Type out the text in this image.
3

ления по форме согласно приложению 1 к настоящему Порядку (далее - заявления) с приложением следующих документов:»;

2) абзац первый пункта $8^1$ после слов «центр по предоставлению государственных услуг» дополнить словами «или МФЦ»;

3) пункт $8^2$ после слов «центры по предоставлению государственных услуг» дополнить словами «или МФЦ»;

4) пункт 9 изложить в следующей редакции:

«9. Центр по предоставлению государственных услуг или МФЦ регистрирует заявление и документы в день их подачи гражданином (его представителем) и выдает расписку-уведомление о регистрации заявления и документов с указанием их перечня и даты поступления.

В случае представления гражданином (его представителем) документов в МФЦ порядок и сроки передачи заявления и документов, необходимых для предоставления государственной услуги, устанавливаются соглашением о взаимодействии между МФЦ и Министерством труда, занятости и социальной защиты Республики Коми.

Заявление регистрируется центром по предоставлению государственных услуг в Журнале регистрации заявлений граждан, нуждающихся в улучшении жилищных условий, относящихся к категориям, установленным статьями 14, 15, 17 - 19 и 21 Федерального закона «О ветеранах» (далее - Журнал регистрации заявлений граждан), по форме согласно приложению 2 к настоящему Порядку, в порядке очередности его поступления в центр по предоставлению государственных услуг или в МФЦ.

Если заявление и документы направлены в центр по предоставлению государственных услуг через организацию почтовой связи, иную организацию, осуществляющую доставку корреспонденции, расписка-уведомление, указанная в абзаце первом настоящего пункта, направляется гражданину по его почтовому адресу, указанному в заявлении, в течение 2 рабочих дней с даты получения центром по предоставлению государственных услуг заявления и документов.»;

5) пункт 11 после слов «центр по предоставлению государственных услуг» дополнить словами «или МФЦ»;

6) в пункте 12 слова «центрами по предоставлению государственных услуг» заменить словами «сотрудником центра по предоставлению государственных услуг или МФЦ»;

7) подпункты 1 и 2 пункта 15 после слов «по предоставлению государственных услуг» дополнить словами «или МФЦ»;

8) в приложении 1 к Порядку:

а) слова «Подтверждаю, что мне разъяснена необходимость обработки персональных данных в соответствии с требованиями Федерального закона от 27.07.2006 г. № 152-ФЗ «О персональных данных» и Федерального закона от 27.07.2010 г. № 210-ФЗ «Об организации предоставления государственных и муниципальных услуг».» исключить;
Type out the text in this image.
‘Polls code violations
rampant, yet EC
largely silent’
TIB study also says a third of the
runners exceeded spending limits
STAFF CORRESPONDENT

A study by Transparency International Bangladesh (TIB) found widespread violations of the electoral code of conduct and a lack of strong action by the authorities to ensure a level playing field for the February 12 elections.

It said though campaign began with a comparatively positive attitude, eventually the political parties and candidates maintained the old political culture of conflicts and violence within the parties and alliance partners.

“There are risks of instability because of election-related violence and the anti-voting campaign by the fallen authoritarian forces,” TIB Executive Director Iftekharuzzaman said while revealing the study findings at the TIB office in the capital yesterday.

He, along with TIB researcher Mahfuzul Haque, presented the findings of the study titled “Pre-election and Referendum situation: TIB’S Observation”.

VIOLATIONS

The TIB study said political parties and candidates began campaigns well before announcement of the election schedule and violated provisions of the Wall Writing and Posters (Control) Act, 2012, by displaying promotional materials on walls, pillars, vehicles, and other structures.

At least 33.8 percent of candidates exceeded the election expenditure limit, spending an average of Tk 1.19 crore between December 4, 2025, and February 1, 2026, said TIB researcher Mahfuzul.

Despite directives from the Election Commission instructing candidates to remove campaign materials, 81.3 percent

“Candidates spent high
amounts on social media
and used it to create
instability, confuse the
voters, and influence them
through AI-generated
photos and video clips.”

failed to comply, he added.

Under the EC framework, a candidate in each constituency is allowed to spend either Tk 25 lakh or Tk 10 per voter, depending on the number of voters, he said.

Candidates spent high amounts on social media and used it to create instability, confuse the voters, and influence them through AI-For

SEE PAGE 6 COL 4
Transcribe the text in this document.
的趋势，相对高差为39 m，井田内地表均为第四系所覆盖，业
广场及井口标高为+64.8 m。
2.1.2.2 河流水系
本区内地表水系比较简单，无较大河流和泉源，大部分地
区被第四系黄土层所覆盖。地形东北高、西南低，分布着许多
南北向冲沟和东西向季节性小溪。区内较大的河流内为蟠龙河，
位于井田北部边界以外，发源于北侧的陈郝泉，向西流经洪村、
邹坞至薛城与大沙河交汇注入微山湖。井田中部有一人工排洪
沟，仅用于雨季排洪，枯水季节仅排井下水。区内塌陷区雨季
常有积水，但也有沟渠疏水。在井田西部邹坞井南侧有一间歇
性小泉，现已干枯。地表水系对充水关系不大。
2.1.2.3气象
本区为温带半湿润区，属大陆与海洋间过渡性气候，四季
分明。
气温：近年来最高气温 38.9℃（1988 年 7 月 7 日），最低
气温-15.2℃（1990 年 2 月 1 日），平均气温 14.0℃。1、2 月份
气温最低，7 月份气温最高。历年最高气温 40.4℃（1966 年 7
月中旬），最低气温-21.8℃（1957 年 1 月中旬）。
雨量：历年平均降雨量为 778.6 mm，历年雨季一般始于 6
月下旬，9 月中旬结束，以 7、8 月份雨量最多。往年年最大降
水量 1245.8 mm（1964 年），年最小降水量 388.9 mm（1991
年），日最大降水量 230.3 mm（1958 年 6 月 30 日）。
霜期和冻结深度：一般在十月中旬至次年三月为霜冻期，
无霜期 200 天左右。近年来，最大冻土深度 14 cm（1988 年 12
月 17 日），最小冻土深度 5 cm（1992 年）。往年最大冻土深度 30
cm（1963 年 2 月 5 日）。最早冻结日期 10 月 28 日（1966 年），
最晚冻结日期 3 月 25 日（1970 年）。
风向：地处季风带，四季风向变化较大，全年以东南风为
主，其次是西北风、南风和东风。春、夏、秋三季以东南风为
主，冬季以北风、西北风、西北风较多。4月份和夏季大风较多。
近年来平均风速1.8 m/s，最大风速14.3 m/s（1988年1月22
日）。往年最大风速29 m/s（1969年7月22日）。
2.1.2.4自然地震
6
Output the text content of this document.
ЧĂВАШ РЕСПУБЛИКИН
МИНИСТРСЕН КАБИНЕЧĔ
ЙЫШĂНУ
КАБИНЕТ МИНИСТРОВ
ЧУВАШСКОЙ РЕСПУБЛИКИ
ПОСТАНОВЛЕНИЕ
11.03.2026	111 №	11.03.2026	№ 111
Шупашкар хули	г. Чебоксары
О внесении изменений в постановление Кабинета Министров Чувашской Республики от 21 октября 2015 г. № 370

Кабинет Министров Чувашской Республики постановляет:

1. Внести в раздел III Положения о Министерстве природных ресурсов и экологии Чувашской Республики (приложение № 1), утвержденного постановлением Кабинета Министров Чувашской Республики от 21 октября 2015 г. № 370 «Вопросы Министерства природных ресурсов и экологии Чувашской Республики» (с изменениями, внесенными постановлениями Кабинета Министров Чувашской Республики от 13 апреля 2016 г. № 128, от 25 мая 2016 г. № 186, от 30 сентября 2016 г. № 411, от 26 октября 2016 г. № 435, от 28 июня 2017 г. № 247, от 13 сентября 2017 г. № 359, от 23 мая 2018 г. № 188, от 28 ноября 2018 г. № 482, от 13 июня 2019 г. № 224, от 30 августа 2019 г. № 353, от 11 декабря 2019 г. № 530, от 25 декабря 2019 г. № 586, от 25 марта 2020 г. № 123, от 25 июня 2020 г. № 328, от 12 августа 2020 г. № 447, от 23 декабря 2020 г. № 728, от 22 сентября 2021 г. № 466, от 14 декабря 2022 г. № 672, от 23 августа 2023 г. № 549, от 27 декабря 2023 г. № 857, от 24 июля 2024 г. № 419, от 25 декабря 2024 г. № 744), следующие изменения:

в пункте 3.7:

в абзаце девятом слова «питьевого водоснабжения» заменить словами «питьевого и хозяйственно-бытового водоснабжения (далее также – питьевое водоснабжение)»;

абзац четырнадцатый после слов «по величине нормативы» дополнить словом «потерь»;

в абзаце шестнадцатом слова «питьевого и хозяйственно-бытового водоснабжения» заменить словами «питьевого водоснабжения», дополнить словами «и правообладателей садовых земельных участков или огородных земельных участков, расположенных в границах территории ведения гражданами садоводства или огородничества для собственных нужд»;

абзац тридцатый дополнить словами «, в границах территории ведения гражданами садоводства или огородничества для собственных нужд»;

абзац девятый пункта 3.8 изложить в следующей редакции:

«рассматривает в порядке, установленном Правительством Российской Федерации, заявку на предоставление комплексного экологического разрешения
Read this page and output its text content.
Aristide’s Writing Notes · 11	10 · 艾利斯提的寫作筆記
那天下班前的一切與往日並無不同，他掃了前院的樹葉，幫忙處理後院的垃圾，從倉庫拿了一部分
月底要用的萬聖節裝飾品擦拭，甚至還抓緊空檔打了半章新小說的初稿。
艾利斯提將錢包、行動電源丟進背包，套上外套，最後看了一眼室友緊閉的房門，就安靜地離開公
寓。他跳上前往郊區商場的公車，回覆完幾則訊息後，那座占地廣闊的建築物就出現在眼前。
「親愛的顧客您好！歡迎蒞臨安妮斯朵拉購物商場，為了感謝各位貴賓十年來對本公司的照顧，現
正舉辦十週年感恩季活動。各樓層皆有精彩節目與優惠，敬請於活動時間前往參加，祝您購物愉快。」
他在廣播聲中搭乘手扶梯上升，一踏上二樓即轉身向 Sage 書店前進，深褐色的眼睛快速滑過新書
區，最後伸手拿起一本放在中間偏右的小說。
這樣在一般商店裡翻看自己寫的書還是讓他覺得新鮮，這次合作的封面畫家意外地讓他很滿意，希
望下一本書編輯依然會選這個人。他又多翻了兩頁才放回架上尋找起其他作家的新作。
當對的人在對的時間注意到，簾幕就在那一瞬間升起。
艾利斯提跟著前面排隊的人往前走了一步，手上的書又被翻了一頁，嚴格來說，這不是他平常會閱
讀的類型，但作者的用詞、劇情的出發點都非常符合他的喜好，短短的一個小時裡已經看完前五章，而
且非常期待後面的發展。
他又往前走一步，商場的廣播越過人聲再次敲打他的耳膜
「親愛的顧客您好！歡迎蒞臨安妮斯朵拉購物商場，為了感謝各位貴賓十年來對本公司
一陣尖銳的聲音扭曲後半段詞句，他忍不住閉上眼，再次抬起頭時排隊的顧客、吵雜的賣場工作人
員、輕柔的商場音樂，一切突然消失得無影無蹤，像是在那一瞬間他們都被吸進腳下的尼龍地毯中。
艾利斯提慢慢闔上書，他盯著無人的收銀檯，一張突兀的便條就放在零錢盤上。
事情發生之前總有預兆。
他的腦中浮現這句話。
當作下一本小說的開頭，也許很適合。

------------------------------------

__WORK TO BE COMPLETED__
For each line above that contains the word "document", copy that line.

__TASK OUTPUT__
Transcribe the text in this document.
Output the text content of this document.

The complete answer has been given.